+++ Data to process
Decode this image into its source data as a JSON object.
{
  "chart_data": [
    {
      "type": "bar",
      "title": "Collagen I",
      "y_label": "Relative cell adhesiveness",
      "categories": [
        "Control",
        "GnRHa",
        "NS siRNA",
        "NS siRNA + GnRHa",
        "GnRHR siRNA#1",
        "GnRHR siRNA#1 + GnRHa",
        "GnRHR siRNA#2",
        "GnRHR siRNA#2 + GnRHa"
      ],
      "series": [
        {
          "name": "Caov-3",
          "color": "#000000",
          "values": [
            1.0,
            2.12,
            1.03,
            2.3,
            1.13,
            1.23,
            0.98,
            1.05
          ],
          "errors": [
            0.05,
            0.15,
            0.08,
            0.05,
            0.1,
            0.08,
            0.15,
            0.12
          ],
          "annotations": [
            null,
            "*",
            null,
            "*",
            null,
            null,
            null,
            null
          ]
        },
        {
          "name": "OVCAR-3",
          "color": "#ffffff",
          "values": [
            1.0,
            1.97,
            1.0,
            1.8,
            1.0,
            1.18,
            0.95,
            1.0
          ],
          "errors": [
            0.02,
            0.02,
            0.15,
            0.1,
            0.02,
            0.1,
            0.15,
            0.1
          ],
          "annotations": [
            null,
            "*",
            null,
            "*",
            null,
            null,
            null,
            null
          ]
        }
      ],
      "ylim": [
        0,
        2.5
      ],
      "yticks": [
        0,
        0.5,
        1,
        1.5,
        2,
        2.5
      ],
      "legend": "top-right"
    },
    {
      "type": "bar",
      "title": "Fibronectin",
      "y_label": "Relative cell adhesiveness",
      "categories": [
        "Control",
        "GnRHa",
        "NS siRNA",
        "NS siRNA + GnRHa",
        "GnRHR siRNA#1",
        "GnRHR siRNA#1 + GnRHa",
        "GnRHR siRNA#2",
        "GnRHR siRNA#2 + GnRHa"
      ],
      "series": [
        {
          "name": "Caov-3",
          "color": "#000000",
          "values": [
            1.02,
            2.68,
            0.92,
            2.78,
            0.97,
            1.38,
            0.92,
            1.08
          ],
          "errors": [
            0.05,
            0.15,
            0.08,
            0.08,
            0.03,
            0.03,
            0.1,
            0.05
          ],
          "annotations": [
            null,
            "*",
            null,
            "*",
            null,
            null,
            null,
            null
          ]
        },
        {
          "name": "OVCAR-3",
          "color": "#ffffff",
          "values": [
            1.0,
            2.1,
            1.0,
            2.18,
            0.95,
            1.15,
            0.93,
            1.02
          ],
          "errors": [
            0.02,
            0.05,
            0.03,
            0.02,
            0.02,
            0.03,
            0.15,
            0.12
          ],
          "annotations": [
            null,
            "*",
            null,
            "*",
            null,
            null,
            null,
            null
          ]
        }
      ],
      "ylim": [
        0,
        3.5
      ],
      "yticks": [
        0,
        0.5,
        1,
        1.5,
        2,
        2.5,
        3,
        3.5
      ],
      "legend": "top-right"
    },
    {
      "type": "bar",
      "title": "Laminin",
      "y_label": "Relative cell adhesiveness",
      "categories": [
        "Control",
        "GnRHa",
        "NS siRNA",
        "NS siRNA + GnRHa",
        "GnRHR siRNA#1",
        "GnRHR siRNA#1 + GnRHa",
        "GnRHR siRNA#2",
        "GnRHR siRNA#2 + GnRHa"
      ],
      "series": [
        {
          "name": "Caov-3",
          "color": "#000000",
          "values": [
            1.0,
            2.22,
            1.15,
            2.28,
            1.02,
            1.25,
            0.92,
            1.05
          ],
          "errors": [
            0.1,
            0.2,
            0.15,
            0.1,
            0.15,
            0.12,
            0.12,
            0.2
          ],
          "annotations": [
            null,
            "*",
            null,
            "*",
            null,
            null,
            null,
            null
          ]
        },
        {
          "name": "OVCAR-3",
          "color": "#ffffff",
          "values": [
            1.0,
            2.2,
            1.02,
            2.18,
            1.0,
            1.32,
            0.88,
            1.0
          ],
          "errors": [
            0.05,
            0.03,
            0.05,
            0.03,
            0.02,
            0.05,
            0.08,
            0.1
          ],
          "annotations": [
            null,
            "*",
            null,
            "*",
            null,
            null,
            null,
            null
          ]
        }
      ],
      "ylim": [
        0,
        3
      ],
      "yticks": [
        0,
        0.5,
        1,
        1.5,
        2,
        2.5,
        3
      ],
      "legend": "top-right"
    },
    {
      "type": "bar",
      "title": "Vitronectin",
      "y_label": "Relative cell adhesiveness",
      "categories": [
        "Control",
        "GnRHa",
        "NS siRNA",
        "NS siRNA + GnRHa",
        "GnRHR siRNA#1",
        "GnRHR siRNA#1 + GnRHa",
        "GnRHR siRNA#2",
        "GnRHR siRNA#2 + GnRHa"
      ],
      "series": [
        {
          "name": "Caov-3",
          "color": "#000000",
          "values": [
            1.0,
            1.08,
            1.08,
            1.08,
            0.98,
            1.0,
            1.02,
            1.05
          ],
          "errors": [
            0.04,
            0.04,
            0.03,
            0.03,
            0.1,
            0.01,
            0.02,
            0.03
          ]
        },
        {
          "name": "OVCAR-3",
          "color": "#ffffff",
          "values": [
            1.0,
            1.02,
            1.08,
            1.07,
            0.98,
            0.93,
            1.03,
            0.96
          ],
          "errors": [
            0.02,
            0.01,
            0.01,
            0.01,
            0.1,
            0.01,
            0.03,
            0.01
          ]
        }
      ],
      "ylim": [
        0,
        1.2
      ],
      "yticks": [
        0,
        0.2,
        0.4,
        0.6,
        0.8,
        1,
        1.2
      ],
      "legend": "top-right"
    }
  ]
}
++++++
Task to complete ▸
From the listing above, reproduce all the lines exactly.

Right answer ▸
Decode this image into its source data as a JSON object.
{
  "chart_data": [
    {
      "type": "bar",
      "title": "Collagen I",
      "y_label": "Relative cell adhesiveness",
      "categories": [
        "Control",
        "GnRHa",
        "NS siRNA",
        "NS siRNA + GnRHa",
        "GnRHR siRNA#1",
        "GnRHR siRNA#1 + GnRHa",
        "GnRHR siRNA#2",
        "GnRHR siRNA#2 + GnRHa"
      ],
      "series": [
        {
          "name": "Caov-3",
          "color": "#000000",
          "values": [
            1.0,
            2.12,
            1.03,
            2.3,
            1.13,
            1.23,
            0.98,
            1.05
          ],
          "errors": [
            0.05,
            0.15,
            0.08,
            0.05,
            0.1,
            0.08,
            0.15,
            0.12
          ],
          "annotations": [
            null,
            "*",
            null,
            "*",
            null,
            null,
            null,
            null
          ]
        },
        {
          "name": "OVCAR-3",
          "color": "#ffffff",
          "values": [
            1.0,
            1.97,
            1.0,
            1.8,
            1.0,
            1.18,
            0.95,
            1.0
          ],
          "errors": [
            0.02,
            0.02,
            0.15,
            0.1,
            0.02,
            0.1,
            0.15,
            0.1
          ],
          "annotations": [
            null,
            "*",
            null,
            "*",
            null,
            null,
            null,
            null
          ]
        }
      ],
      "ylim": [
        0,
        2.5
      ],
      "yticks": [
        0,
        0.5,
        1,
        1.5,
        2,
        2.5
      ],
      "legend": "top-right"
    },
    {
      "type": "bar",
      "title": "Fibronectin",
      "y_label": "Relative cell adhesiveness",
      "categories": [
        "Control",
        "GnRHa",
        "NS siRNA",
        "NS siRNA + GnRHa",
        "GnRHR siRNA#1",
        "GnRHR siRNA#1 + GnRHa",
        "GnRHR siRNA#2",
        "GnRHR siRNA#2 + GnRHa"
      ],
      "series": [
        {
          "name": "Caov-3",
          "color": "#000000",
          "values": [
            1.02,
            2.68,
            0.92,
            2.78,
            0.97,
            1.38,
            0.92,
            1.08
          ],
          "errors": [
            0.05,
            0.15,
            0.08,
            0.08,
            0.03,
            0.03,
            0.1,
            0.05
          ],
          "annotations": [
            null,
            "*",
            null,
            "*",
            null,
            null,
            null,
            null
          ]
        },
        {
          "name": "OVCAR-3",
          "color": "#ffffff",
          "values": [
            1.0,
            2.1,
            1.0,
            2.18,
            0.95,
            1.15,
            0.93,
            1.02
          ],
          "errors": [
            0.02,
            0.05,
            0.03,
            0.02,
            0.02,
            0.03,
            0.15,
            0.12
          ],
          "annotations": [
            null,
            "*",
            null,
            "*",
            null,
            null,
            null,
            null
          ]
        }
      ],
      "ylim": [
        0,
        3.5
      ],
      "yticks": [
        0,
        0.5,
        1,
        1.5,
        2,
        2.5,
        3,
        3.5
      ],
      "legend": "top-right"
    },
    {
      "type": "bar",
      "title": "Laminin",
      "y_label": "Relative cell adhesiveness",
      "categories": [
        "Control",
        "GnRHa",
        "NS siRNA",
        "NS siRNA + GnRHa",
        "GnRHR siRNA#1",
        "GnRHR siRNA#1 + GnRHa",
        "GnRHR siRNA#2",
        "GnRHR siRNA#2 + GnRHa"
      ],
      "series": [
        {
          "name": "Caov-3",
          "color": "#000000",
          "values": [
            1.0,
            2.22,
            1.15,
            2.28,
            1.02,
            1.25,
            0.92,
            1.05
          ],
          "errors": [
            0.1,
            0.2,
            0.15,
            0.1,
            0.15,
            0.12,
            0.12,
            0.2
          ],
          "annotations": [
            null,
            "*",
            null,
            "*",
            null,
            null,
            null,
            null
          ]
        },
        {
          "name": "OVCAR-3",
          "color": "#ffffff",
          "values": [
            1.0,
            2.2,
            1.02,
            2.18,
            1.0,
            1.32,
            0.88,
            1.0
          ],
          "errors": [
            0.05,
            0.03,
            0.05,
            0.03,
            0.02,
            0.05,
            0.08,
            0.1
          ],
          "annotations": [
            null,
            "*",
            null,
            "*",
            null,
            null,
            null,
            null
          ]
        }
      ],
      "ylim": [
        0,
        3
      ],
      "yticks": [
        0,
        0.5,
        1,
        1.5,
        2,
        2.5,
        3
      ],
      "legend": "top-right"
    },
    {
      "type": "bar",
      "title": "Vitronectin",
      "y_label": "Relative cell adhesiveness",
      "categories": [
        "Control",
        "GnRHa",
        "NS siRNA",
        "NS siRNA + GnRHa",
        "GnRHR siRNA#1",
        "GnRHR siRNA#1 + GnRHa",
        "GnRHR siRNA#2",
        "GnRHR siRNA#2 + GnRHa"
      ],
      "series": [
        {
          "name": "Caov-3",
          "color": "#000000",
          "values": [
            1.0,
            1.08,
            1.08,
            1.08,
            0.98,
            1.0,
            1.02,
            1.05
          ],
          "errors": [
            0.04,
            0.04,
            0.03,
            0.03,
            0.1,
            0.01,
            0.02,
            0.03
          ]
        },
        {
          "name": "OVCAR-3",
          "color": "#ffffff",
          "values": [
            1.0,
            1.02,
            1.08,
            1.07,
            0.98,
            0.93,
            1.03,
            0.96
          ],
          "errors": [
            0.02,
            0.01,
            0.01,
            0.01,
            0.1,
            0.01,
            0.03,
            0.01
          ]
        }
      ],
      "ylim": [
        0,
        1.2
      ],
      "yticks": [
        0,
        0.2,
        0.4,
        0.6,
        0.8,
        1,
        1.2
      ],
      "legend": "top-right"
    }
  ]
}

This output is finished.